Dataset items:
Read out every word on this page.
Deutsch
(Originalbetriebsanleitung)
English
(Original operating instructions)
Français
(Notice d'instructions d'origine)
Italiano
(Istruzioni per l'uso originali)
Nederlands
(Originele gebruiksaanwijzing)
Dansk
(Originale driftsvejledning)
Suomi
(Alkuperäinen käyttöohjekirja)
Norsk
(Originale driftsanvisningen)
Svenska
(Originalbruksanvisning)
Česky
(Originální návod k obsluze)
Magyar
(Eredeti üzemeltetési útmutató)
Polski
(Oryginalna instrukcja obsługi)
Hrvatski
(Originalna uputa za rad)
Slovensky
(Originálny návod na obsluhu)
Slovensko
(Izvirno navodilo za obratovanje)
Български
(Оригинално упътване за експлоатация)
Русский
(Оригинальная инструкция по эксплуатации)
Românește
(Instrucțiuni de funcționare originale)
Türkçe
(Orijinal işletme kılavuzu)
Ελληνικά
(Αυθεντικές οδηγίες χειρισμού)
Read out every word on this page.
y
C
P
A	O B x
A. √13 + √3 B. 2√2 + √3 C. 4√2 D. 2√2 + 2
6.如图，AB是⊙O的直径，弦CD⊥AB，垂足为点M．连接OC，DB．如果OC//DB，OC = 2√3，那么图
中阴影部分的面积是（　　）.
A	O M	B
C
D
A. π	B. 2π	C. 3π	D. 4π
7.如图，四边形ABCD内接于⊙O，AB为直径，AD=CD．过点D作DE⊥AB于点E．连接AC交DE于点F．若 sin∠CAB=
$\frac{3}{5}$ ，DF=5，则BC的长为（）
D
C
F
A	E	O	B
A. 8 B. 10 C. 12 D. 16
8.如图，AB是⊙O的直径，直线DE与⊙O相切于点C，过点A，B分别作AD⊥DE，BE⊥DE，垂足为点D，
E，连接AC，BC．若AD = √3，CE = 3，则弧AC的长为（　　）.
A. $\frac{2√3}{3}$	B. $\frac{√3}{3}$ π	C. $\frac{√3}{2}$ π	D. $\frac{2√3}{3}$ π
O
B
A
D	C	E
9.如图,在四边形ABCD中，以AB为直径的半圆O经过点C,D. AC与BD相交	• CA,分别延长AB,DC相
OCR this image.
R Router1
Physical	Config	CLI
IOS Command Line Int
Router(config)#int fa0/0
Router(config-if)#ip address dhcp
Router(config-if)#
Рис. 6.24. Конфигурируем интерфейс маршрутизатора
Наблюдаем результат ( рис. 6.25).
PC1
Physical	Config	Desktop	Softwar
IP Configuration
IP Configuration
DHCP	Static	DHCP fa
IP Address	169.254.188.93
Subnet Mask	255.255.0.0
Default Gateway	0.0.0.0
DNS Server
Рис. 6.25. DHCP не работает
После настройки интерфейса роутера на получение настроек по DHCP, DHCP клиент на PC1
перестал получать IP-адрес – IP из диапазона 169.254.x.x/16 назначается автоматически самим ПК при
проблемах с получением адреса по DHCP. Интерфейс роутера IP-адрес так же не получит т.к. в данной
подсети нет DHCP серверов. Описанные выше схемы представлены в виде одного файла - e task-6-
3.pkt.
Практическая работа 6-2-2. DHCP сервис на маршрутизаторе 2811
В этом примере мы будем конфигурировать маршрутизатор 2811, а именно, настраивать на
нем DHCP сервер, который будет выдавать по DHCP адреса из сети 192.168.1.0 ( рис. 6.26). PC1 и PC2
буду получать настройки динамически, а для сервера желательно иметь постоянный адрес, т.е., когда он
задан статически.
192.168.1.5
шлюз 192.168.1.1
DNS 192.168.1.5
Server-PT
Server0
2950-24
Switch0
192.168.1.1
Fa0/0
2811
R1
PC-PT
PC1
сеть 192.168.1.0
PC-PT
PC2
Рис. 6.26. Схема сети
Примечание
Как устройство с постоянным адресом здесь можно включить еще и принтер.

#### EXERCISE DIRECTIONS:
Return every line of the material exactly.

#### WRITTEN ANSWER:
Read out every word on this page.
Deutsch
(Originalbetriebsanleitung)
English
(Original operating instructions)
Français
(Notice d'instructions d'origine)
Italiano
(Istruzioni per l'uso originali)
Nederlands
(Originele gebruiksaanwijzing)
Dansk
(Originale driftsvejledning)
Suomi
(Alkuperäinen käyttöohjekirja)
Norsk
(Originale driftsanvisningen)
Svenska
(Originalbruksanvisning)
Česky
(Originální návod k obsluze)
Magyar
(Eredeti üzemeltetési útmutató)
Polski
(Oryginalna instrukcja obsługi)
Hrvatski
(Originalna uputa za rad)
Slovensky
(Originálny návod na obsluhu)
Slovensko
(Izvirno navodilo za obratovanje)
Български
(Оригинално упътване за експлоатация)
Русский
(Оригинальная инструкция по эксплуатации)
Românește
(Instrucțiuni de funcționare originale)
Türkçe
(Orijinal işletme kılavuzu)
Ελληνικά
(Αυθεντικές οδηγίες χειρισμού)
Read out every word on this page.
y
C
P
A	O B x
A. √13 + √3 B. 2√2 + √3 C. 4√2 D. 2√2 + 2
6.如图，AB是⊙O的直径，弦CD⊥AB，垂足为点M．连接OC，DB．如果OC//DB，OC = 2√3，那么图
中阴影部分的面积是（　　）.
A	O M	B
C
D
A. π	B. 2π	C. 3π	D. 4π
7.如图，四边形ABCD内接于⊙O，AB为直径，AD=CD．过点D作DE⊥AB于点E．连接AC交DE于点F．若 sin∠CAB=
$\frac{3}{5}$ ，DF=5，则BC的长为（）
D
C
F
A	E	O	B
A. 8 B. 10 C. 12 D. 16
8.如图，AB是⊙O的直径，直线DE与⊙O相切于点C，过点A，B分别作AD⊥DE，BE⊥DE，垂足为点D，
E，连接AC，BC．若AD = √3，CE = 3，则弧AC的长为（　　）.
A. $\frac{2√3}{3}$	B. $\frac{√3}{3}$ π	C. $\frac{√3}{2}$ π	D. $\frac{2√3}{3}$ π
O
B
A
D	C	E
9.如图,在四边形ABCD中，以AB为直径的半圆O经过点C,D. AC与BD相交	• CA,分别延长AB,DC相
OCR this image.
R Router1
Physical	Config	CLI
IOS Command Line Int
Router(config)#int fa0/0
Router(config-if)#ip address dhcp
Router(config-if)#
Рис. 6.24. Конфигурируем интерфейс маршрутизатора
Наблюдаем результат ( рис. 6.25).
PC1
Physical	Config	Desktop	Softwar
IP Configuration
IP Configuration
DHCP	Static	DHCP fa
IP Address	169.254.188.93
Subnet Mask	255.255.0.0
Default Gateway	0.0.0.0
DNS Server
Рис. 6.25. DHCP не работает
После настройки интерфейса роутера на получение настроек по DHCP, DHCP клиент на PC1
перестал получать IP-адрес – IP из диапазона 169.254.x.x/16 назначается автоматически самим ПК при
проблемах с получением адреса по DHCP. Интерфейс роутера IP-адрес так же не получит т.к. в данной
подсети нет DHCP серверов. Описанные выше схемы представлены в виде одного файла - e task-6-
3.pkt.
Практическая работа 6-2-2. DHCP сервис на маршрутизаторе 2811
В этом примере мы будем конфигурировать маршрутизатор 2811, а именно, настраивать на
нем DHCP сервер, который будет выдавать по DHCP адреса из сети 192.168.1.0 ( рис. 6.26). PC1 и PC2
буду получать настройки динамически, а для сервера желательно иметь постоянный адрес, т.е., когда он
задан статически.
192.168.1.5
шлюз 192.168.1.1
DNS 192.168.1.5
Server-PT
Server0
2950-24
Switch0
192.168.1.1
Fa0/0
2811
R1
PC-PT
PC1
сеть 192.168.1.0
PC-PT
PC2
Рис. 6.26. Схема сети
Примечание
Как устройство с постоянным адресом здесь можно включить еще и принтер.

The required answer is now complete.